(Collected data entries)
────────────────────
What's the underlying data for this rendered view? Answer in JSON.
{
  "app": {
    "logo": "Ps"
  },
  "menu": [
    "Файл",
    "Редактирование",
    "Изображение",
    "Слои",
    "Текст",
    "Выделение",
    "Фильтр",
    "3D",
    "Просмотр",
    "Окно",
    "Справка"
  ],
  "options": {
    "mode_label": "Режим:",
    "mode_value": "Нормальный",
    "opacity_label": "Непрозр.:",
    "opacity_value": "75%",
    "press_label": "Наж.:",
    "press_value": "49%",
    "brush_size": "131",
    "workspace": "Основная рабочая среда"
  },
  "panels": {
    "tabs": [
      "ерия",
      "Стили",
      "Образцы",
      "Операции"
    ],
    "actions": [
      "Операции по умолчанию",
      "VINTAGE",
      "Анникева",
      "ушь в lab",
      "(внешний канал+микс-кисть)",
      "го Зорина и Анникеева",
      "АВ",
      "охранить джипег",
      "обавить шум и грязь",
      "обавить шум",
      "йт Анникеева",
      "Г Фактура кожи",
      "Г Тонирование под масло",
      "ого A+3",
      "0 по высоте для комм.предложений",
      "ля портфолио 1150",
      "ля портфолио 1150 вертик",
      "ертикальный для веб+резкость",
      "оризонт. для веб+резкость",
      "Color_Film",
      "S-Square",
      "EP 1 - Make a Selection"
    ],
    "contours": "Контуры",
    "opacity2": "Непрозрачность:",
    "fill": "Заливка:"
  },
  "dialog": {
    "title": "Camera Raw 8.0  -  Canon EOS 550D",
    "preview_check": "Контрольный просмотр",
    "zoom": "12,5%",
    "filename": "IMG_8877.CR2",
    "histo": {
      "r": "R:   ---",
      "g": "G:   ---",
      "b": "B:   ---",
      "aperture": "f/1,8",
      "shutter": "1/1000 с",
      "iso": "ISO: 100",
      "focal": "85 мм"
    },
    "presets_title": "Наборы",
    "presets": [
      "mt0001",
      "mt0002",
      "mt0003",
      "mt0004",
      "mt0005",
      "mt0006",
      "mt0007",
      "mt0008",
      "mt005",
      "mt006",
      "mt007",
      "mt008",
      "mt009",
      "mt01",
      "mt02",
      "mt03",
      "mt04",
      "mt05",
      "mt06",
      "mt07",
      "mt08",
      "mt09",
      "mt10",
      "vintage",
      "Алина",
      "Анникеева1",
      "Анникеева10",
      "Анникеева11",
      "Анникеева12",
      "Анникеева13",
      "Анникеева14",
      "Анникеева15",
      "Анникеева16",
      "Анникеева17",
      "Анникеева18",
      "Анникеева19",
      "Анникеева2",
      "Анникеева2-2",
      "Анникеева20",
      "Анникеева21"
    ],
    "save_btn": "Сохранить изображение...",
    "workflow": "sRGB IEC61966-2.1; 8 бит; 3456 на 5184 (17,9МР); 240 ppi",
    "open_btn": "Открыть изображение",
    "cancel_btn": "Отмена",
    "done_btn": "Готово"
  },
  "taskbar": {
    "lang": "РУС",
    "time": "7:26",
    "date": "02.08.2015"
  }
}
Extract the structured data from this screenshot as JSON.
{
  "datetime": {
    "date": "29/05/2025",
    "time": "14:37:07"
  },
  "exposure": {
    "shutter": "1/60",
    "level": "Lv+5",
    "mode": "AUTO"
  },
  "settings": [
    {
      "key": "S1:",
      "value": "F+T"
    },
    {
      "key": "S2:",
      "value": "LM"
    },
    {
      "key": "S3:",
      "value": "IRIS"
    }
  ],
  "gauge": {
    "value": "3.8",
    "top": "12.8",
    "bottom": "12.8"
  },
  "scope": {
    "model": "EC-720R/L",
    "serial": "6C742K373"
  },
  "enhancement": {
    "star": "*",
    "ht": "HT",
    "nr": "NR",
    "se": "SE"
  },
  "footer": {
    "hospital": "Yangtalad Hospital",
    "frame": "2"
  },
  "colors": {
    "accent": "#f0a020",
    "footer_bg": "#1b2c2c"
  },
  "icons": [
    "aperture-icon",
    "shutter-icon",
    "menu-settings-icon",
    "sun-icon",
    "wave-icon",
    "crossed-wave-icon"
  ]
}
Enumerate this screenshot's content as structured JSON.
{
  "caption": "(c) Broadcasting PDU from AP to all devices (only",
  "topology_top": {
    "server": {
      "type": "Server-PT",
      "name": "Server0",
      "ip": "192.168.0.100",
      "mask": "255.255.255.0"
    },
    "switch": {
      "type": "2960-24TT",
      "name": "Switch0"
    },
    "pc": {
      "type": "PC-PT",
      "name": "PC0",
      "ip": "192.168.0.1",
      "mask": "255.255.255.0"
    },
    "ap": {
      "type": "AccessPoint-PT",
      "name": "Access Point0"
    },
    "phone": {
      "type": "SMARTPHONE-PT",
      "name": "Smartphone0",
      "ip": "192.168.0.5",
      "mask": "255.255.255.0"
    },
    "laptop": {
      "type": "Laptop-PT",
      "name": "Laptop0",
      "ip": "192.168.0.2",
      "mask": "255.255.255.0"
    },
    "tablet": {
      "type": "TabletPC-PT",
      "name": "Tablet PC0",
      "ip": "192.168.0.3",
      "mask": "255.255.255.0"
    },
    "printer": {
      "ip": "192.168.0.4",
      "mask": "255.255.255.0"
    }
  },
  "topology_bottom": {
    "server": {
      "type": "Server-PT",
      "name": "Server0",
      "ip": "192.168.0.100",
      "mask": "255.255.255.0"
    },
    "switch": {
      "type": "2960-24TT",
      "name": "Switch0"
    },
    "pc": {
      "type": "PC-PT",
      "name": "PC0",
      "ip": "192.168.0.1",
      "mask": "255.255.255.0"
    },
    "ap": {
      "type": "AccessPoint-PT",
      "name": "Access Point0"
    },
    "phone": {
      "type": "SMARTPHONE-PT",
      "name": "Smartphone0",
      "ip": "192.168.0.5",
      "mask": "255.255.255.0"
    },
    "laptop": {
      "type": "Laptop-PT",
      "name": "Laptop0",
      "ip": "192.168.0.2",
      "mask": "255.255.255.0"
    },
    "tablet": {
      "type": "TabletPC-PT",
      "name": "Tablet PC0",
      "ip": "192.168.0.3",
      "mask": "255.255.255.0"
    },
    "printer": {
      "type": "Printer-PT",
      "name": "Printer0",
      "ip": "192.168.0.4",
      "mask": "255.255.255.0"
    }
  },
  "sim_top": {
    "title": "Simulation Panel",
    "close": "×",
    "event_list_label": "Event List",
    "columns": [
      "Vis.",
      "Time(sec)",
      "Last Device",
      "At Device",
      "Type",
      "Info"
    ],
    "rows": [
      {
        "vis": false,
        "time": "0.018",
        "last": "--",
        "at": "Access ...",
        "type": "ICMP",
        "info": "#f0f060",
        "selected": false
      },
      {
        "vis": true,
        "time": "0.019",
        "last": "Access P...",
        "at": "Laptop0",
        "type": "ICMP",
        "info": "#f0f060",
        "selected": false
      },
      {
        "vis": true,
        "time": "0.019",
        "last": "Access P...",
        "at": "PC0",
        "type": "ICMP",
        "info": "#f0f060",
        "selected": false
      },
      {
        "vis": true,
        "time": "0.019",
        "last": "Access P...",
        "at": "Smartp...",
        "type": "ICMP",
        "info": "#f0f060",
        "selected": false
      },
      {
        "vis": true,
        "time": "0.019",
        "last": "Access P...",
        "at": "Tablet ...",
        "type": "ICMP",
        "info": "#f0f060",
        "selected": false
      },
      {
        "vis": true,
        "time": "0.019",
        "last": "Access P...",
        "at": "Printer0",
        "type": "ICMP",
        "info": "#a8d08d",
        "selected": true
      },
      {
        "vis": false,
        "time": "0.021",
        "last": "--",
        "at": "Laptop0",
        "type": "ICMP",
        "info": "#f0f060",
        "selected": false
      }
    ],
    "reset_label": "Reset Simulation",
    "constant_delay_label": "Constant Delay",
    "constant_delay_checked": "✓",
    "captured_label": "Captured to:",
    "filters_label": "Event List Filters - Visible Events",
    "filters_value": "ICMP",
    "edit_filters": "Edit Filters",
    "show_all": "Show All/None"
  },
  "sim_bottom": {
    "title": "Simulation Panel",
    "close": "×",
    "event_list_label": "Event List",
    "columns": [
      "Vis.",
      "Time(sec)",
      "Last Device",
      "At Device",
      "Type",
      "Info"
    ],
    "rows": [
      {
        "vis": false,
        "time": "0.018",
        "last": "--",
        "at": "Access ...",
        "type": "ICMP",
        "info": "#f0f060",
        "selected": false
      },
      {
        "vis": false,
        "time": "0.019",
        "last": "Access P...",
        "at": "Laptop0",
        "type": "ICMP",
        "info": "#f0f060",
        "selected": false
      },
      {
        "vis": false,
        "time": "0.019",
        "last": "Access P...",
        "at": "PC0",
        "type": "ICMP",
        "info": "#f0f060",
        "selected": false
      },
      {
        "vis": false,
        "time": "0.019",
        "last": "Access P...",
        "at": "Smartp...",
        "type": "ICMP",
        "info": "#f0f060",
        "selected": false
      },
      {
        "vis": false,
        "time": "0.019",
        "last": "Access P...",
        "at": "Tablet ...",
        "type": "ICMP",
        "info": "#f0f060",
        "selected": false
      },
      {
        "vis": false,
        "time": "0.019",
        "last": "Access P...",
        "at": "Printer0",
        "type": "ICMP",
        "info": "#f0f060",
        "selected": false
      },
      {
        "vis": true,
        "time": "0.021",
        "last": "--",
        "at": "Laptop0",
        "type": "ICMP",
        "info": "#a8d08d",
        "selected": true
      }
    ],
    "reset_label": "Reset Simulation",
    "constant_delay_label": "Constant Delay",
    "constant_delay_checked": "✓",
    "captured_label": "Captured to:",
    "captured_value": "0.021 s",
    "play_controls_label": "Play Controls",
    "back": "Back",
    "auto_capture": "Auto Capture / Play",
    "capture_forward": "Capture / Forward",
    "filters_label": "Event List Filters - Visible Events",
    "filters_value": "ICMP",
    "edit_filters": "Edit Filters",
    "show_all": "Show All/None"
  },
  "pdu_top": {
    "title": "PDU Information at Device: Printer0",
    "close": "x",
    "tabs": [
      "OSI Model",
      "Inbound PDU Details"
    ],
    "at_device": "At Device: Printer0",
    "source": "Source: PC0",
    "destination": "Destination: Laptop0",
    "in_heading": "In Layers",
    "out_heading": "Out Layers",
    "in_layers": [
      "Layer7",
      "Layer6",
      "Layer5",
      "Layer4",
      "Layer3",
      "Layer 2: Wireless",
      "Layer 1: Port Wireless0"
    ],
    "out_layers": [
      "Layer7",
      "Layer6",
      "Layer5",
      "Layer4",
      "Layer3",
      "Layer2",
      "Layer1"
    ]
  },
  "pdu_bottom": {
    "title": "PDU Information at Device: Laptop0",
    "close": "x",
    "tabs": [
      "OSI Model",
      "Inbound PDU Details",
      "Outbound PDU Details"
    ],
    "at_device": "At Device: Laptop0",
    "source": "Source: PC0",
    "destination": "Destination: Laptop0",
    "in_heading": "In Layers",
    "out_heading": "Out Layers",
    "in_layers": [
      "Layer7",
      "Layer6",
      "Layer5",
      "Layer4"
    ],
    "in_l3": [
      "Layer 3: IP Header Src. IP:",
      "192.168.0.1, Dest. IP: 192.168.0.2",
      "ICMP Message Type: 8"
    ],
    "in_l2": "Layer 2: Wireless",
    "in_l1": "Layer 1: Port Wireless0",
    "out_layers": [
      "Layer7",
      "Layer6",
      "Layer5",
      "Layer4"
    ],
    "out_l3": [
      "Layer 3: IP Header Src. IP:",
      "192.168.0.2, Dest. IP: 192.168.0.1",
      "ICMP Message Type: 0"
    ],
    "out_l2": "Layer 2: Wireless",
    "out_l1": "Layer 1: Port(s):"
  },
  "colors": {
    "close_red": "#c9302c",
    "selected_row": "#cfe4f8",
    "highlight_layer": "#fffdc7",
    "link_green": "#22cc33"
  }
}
────────────────────
_WORK TO DO_. Count the lines in the material above where the string "structured" appears, then state only that count.

_ANSWER_. 2